• [AVAILABLE DATA]:
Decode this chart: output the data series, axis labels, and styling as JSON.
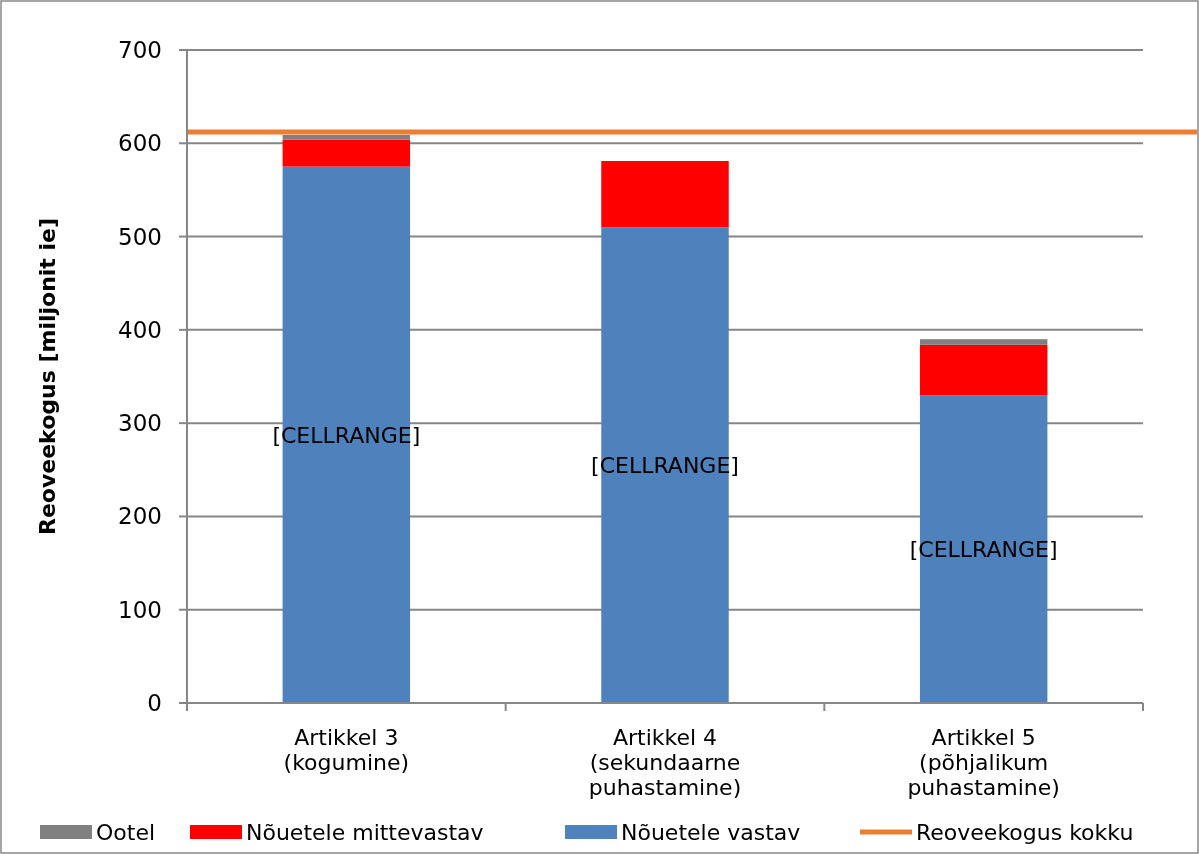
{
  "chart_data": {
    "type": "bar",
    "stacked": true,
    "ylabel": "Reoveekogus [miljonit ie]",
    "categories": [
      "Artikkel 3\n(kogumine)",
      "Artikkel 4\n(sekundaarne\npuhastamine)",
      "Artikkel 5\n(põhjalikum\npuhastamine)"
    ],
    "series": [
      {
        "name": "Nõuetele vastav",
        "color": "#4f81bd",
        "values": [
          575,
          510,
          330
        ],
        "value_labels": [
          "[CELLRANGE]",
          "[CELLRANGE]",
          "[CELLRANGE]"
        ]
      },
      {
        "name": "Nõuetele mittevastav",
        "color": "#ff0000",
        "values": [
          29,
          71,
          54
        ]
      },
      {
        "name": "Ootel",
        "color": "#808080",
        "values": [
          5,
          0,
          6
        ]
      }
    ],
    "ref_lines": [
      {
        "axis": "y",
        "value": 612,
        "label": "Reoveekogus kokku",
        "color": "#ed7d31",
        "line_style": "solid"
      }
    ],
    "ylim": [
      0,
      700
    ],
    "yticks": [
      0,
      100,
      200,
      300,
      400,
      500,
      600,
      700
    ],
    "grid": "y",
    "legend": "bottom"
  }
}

• [REQUEST]:
Pull out each line holding the string "series".

• [PROBLEM SOLUTION]:
Decode this chart: output the data series, axis labels, and styling as JSON.
    "series": [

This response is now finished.